* [EXERCISE BRIEF]: Gather each line in the entries that includes the string "satisfying".

* [SUPPLIED DATA]:
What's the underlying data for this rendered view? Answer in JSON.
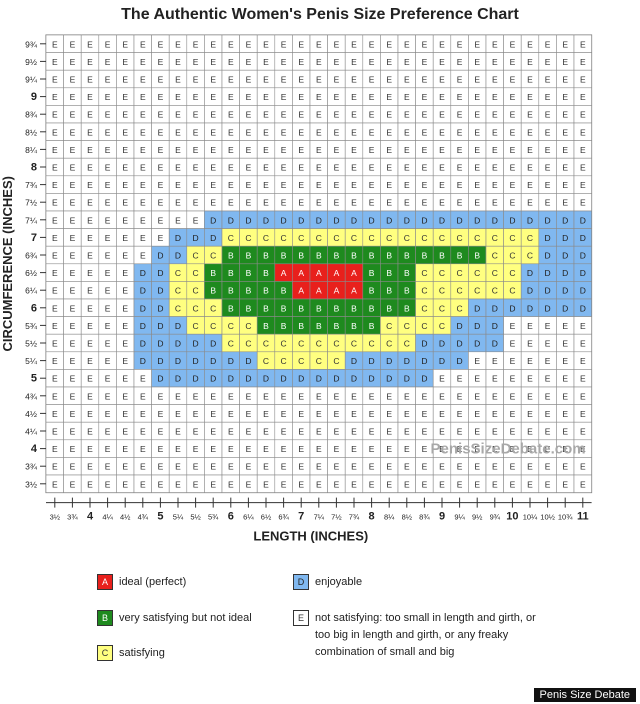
{
  "chart_data": {
    "type": "heatmap",
    "title": "The Authentic Women's Penis Size Preference Chart",
    "xlabel": "LENGTH  (INCHES)",
    "ylabel": "CIRCUMFERENCE (INCHES)",
    "x_ticks": [
      "3½",
      "3¾",
      "4",
      "4¼",
      "4½",
      "4¾",
      "5",
      "5¼",
      "5½",
      "5¾",
      "6",
      "6¼",
      "6½",
      "6¾",
      "7",
      "7¼",
      "7½",
      "7¾",
      "8",
      "8¼",
      "8½",
      "8¾",
      "9",
      "9¼",
      "9½",
      "9¾",
      "10",
      "10¼",
      "10½",
      "10¾",
      "11"
    ],
    "y_ticks": [
      "9¾",
      "9½",
      "9¼",
      "9",
      "8¾",
      "8½",
      "8¼",
      "8",
      "7¾",
      "7½",
      "7¼",
      "7",
      "6¾",
      "6½",
      "6¼",
      "6",
      "5¾",
      "5½",
      "5¼",
      "5",
      "4¾",
      "4½",
      "4¼",
      "4",
      "3¾",
      "3½"
    ],
    "rows": [
      "EEEEEEEEEEEEEEEEEEEEEEEEEEEEEEE",
      "EEEEEEEEEEEEEEEEEEEEEEEEEEEEEEE",
      "EEEEEEEEEEEEEEEEEEEEEEEEEEEEEEE",
      "EEEEEEEEEEEEEEEEEEEEEEEEEEEEEEE",
      "EEEEEEEEEEEEEEEEEEEEEEEEEEEEEEE",
      "EEEEEEEEEEEEEEEEEEEEEEEEEEEEEEE",
      "EEEEEEEEEEEEEEEEEEEEEEEEEEEEEEE",
      "EEEEEEEEEEEEEEEEEEEEEEEEEEEEEEE",
      "EEEEEEEEEEEEEEEEEEEEEEEEEEEEEEE",
      "EEEEEEEEEEEEEEEEEEEEEEEEEEEEEEE",
      "EEEEEEEEEDDDDDDDDDDDDDDDDDDDDDD",
      "EEEEEEEDDDCCCCCCCCCCCCCCCCCCDDD",
      "EEEEEEDDCCBBBBBBBBBBBBBBBCCCDDD",
      "EEEEEDDCCBBBBAAAAABBBCCCCCCDDDD",
      "EEEEEDDCCBBBBBAAAABBBCCCCCCDDDD",
      "EEEEEDDCCCBBBBBBBBBBBCCCDDDDDDD",
      "EEEEEDDDCCCCBBBBBBBCCCCDDDEEEEE",
      "EEEEEDDDDDCCCCCCCCCCCDDDDDEEEEE",
      "EEEEEDDDDDDDCCCCCDDDDDDDEEEEEEE",
      "EEEEEEDDDDDDDDDDDDDDDDEEEEEEEEE",
      "EEEEEEEEEEEEEEEEEEEEEEEEEEEEEEE",
      "EEEEEEEEEEEEEEEEEEEEEEEEEEEEEEE",
      "EEEEEEEEEEEEEEEEEEEEEEEEEEEEEEE",
      "EEEEEEEEEEEEEEEEEEEEEEEEEEEEEEE",
      "EEEEEEEEEEEEEEEEEEEEEEEEEEEEEEE",
      "EEEEEEEEEEEEEEEEEEEEEEEEEEEEEEE"
    ],
    "categories": {
      "A": {
        "label": "ideal (perfect)",
        "color": "#e8201c",
        "text_color": "#ffffff"
      },
      "B": {
        "label": "very satisfying but not ideal",
        "color": "#1e8a1e",
        "text_color": "#ffffff"
      },
      "C": {
        "label": "satisfying",
        "color": "#ffff80",
        "text_color": "#333333"
      },
      "D": {
        "label": "enjoyable",
        "color": "#80b8f0",
        "text_color": "#222222"
      },
      "E": {
        "label": "not satisfying: too small in length and girth, or too big in length and girth, or any freaky combination of small and big",
        "color": "#ffffff",
        "text_color": "#333333"
      }
    },
    "watermark": "PenisSizeDebate.com",
    "grid": true
  },
  "legend": [
    {
      "letter": "A",
      "label": "ideal (perfect)",
      "color": "#e8201c",
      "text_color": "#ffffff"
    },
    {
      "letter": "D",
      "label": "enjoyable",
      "color": "#80b8f0",
      "text_color": "#222222"
    },
    {
      "letter": "B",
      "label": "very satisfying but not ideal",
      "color": "#1e8a1e",
      "text_color": "#ffffff"
    },
    {
      "letter": "E",
      "label": "not satisfying: too small in length and girth, or too big in length and girth, or any freaky combination of small and big",
      "color": "#ffffff",
      "text_color": "#333333"
    },
    {
      "letter": "C",
      "label": "satisfying",
      "color": "#ffff80",
      "text_color": "#333333"
    }
  ],
  "credit": "Penis Size Debate"
}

* [ANSWER TO THIS TASK]:
        "label": "very satisfying but not ideal",
        "label": "satisfying",
        "label": "not satisfying: too small in length and girth, or too big in length and girth, or any freaky combination of small and big",
      "label": "very satisfying but not ideal",
      "label": "not satisfying: too small in length and girth, or too big in length and girth, or any freaky combination of small and big",
      "label": "satisfying",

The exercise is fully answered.